▶ Extracted material
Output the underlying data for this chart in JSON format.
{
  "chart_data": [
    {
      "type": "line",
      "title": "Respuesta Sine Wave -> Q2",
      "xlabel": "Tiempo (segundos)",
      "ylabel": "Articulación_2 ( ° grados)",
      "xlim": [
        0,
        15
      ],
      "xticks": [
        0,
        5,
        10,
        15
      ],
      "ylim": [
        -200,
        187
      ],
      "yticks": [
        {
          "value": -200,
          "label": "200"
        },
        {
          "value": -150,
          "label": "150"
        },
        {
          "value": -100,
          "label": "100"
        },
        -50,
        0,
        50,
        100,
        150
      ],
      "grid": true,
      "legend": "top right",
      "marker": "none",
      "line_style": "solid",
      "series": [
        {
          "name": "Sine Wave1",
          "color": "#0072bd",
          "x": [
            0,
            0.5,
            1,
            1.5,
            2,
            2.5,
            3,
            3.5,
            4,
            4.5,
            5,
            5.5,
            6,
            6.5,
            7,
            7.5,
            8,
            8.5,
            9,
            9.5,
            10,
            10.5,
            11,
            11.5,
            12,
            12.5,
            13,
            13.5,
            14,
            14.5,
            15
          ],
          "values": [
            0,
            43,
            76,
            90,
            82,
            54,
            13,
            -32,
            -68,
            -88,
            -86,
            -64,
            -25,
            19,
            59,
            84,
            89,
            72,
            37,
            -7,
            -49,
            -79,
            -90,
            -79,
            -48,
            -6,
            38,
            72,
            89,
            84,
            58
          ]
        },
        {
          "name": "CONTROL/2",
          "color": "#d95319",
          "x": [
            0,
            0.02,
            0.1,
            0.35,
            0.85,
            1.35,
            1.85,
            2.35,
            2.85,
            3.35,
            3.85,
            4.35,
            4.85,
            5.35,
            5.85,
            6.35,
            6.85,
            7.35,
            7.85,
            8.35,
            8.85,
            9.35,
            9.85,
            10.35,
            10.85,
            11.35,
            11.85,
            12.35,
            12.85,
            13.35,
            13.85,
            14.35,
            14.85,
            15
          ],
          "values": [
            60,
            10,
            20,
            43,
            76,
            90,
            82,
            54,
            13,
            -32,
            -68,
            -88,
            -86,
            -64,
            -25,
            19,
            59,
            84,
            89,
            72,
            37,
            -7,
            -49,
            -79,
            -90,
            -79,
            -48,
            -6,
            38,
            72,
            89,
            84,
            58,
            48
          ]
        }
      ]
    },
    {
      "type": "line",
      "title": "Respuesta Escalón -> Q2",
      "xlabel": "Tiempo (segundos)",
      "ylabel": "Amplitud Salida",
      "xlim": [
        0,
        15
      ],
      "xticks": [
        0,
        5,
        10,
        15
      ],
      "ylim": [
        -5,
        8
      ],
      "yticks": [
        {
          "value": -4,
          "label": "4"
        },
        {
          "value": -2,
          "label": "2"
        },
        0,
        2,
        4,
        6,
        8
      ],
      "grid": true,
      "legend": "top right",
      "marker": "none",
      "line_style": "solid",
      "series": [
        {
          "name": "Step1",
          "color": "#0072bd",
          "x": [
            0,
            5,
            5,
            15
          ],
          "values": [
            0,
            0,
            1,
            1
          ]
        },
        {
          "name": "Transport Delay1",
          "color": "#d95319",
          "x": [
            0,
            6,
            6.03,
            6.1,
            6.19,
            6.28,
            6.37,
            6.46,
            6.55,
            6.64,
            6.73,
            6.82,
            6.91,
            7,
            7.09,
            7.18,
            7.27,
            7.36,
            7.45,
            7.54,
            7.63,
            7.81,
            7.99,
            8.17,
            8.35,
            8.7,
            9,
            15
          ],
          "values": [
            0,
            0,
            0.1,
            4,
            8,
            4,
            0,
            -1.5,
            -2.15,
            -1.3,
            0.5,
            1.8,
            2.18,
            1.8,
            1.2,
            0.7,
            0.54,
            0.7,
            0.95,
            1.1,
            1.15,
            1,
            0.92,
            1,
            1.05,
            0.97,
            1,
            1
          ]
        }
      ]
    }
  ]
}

▶ Task description
Quote every entry exactly.

▶ Task result
Output the underlying data for this chart in JSON format.
{
  "chart_data": [
    {
      "type": "line",
      "title": "Respuesta Sine Wave -> Q2",
      "xlabel": "Tiempo (segundos)",
      "ylabel": "Articulación_2 ( ° grados)",
      "xlim": [
        0,
        15
      ],
      "xticks": [
        0,
        5,
        10,
        15
      ],
      "ylim": [
        -200,
        187
      ],
      "yticks": [
        {
          "value": -200,
          "label": "200"
        },
        {
          "value": -150,
          "label": "150"
        },
        {
          "value": -100,
          "label": "100"
        },
        -50,
        0,
        50,
        100,
        150
      ],
      "grid": true,
      "legend": "top right",
      "marker": "none",
      "line_style": "solid",
      "series": [
        {
          "name": "Sine Wave1",
          "color": "#0072bd",
          "x": [
            0,
            0.5,
            1,
            1.5,
            2,
            2.5,
            3,
            3.5,
            4,
            4.5,
            5,
            5.5,
            6,
            6.5,
            7,
            7.5,
            8,
            8.5,
            9,
            9.5,
            10,
            10.5,
            11,
            11.5,
            12,
            12.5,
            13,
            13.5,
            14,
            14.5,
            15
          ],
          "values": [
            0,
            43,
            76,
            90,
            82,
            54,
            13,
            -32,
            -68,
            -88,
            -86,
            -64,
            -25,
            19,
            59,
            84,
            89,
            72,
            37,
            -7,
            -49,
            -79,
            -90,
            -79,
            -48,
            -6,
            38,
            72,
            89,
            84,
            58
          ]
        },
        {
          "name": "CONTROL/2",
          "color": "#d95319",
          "x": [
            0,
            0.02,
            0.1,
            0.35,
            0.85,
            1.35,
            1.85,
            2.35,
            2.85,
            3.35,
            3.85,
            4.35,
            4.85,
            5.35,
            5.85,
            6.35,
            6.85,
            7.35,
            7.85,
            8.35,
            8.85,
            9.35,
            9.85,
            10.35,
            10.85,
            11.35,
            11.85,
            12.35,
            12.85,
            13.35,
            13.85,
            14.35,
            14.85,
            15
          ],
          "values": [
            60,
            10,
            20,
            43,
            76,
            90,
            82,
            54,
            13,
            -32,
            -68,
            -88,
            -86,
            -64,
            -25,
            19,
            59,
            84,
            89,
            72,
            37,
            -7,
            -49,
            -79,
            -90,
            -79,
            -48,
            -6,
            38,
            72,
            89,
            84,
            58,
            48
          ]
        }
      ]
    },
    {
      "type": "line",
      "title": "Respuesta Escalón -> Q2",
      "xlabel": "Tiempo (segundos)",
      "ylabel": "Amplitud Salida",
      "xlim": [
        0,
        15
      ],
      "xticks": [
        0,
        5,
        10,
        15
      ],
      "ylim": [
        -5,
        8
      ],
      "yticks": [
        {
          "value": -4,
          "label": "4"
        },
        {
          "value": -2,
          "label": "2"
        },
        0,
        2,
        4,
        6,
        8
      ],
      "grid": true,
      "legend": "top right",
      "marker": "none",
      "line_style": "solid",
      "series": [
        {
          "name": "Step1",
          "color": "#0072bd",
          "x": [
            0,
            5,
            5,
            15
          ],
          "values": [
            0,
            0,
            1,
            1
          ]
        },
        {
          "name": "Transport Delay1",
          "color": "#d95319",
          "x": [
            0,
            6,
            6.03,
            6.1,
            6.19,
            6.28,
            6.37,
            6.46,
            6.55,
            6.64,
            6.73,
            6.82,
            6.91,
            7,
            7.09,
            7.18,
            7.27,
            7.36,
            7.45,
            7.54,
            7.63,
            7.81,
            7.99,
            8.17,
            8.35,
            8.7,
            9,
            15
          ],
          "values": [
            0,
            0,
            0.1,
            4,
            8,
            4,
            0,
            -1.5,
            -2.15,
            -1.3,
            0.5,
            1.8,
            2.18,
            1.8,
            1.2,
            0.7,
            0.54,
            0.7,
            0.95,
            1.1,
            1.15,
            1,
            0.92,
            1,
            1.05,
            0.97,
            1,
            1
          ]
        }
      ]
    }
  ]
}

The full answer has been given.